» **Goal**
Gather each line of the records where "title" appears.

» **Data lines**

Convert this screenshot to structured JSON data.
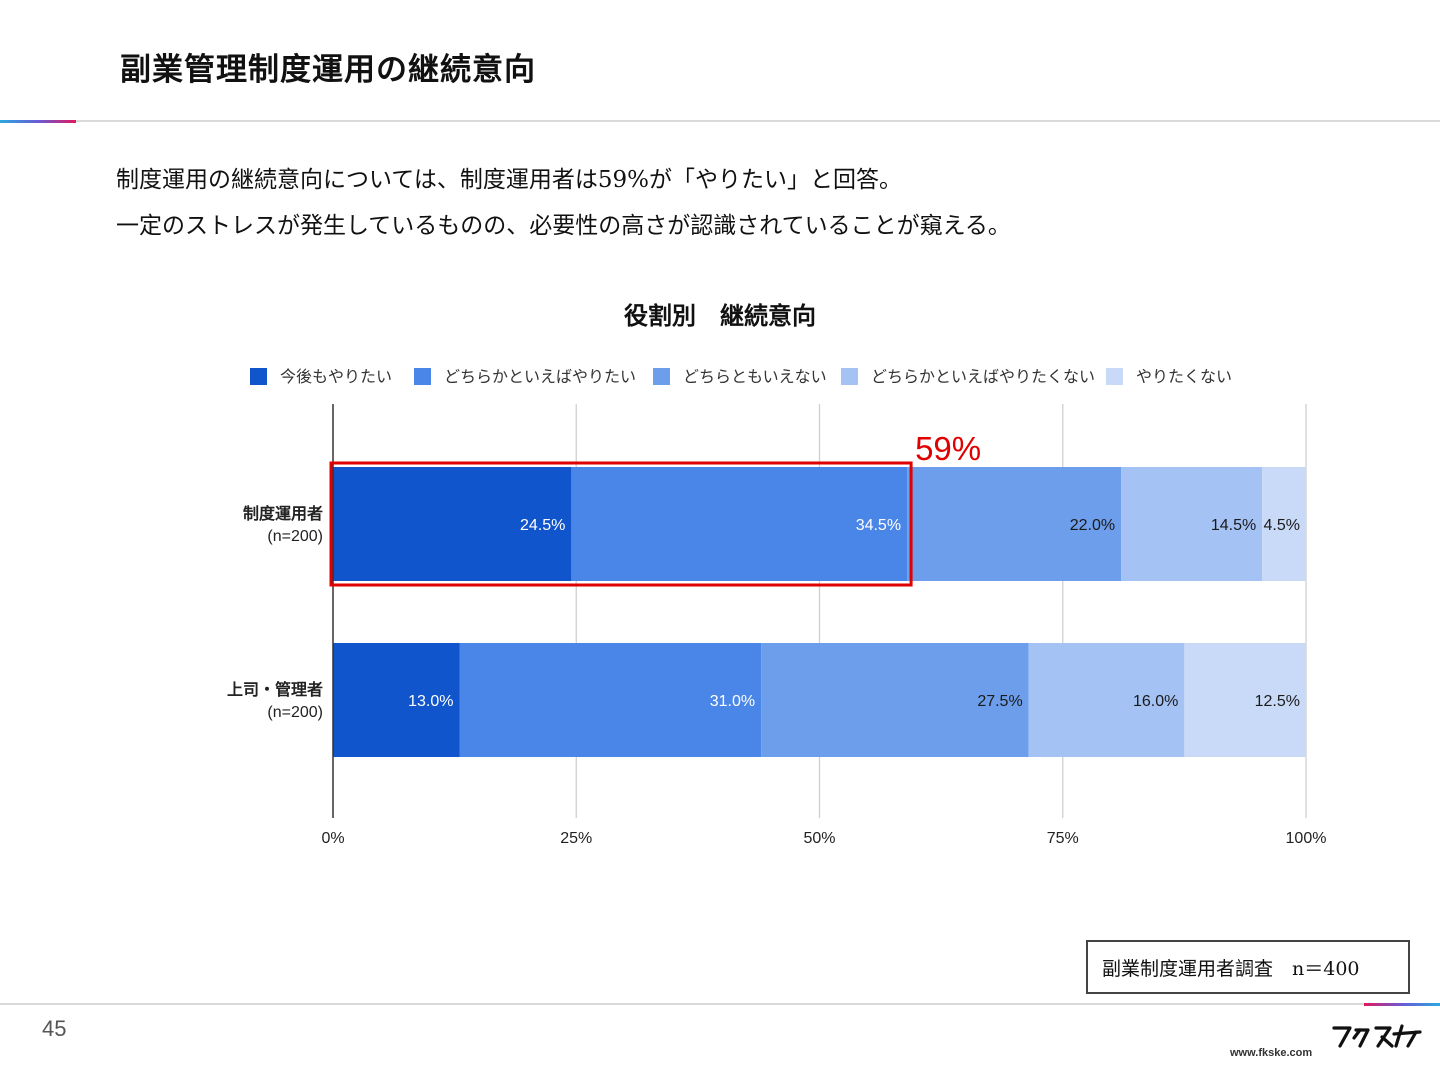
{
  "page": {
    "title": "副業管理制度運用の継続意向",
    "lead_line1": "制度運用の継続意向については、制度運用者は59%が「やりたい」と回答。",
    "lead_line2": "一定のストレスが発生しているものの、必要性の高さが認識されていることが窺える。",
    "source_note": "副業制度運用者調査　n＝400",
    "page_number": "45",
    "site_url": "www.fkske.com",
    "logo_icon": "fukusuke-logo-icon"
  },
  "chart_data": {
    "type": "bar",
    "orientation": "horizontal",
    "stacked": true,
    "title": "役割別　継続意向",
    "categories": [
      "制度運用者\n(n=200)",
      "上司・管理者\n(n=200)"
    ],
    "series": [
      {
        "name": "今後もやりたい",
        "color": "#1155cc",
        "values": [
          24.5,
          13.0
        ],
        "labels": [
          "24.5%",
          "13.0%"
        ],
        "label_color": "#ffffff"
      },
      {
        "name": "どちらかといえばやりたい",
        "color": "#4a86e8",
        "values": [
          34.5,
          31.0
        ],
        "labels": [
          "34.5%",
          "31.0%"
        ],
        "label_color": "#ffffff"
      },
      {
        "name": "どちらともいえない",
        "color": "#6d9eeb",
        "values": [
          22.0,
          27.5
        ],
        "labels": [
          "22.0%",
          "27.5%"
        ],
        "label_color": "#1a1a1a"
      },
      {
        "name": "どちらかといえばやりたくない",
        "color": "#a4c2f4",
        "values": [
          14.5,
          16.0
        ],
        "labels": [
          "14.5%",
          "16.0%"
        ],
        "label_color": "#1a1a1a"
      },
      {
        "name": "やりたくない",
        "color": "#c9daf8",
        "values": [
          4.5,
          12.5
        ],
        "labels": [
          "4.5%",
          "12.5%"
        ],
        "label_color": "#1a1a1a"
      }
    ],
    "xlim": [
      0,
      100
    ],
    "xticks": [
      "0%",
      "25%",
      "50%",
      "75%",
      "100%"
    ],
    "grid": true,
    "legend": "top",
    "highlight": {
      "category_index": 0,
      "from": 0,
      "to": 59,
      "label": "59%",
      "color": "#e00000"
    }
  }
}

» **Right answer**
    "title": "副業管理制度運用の継続意向",
    "title": "役割別　継続意向",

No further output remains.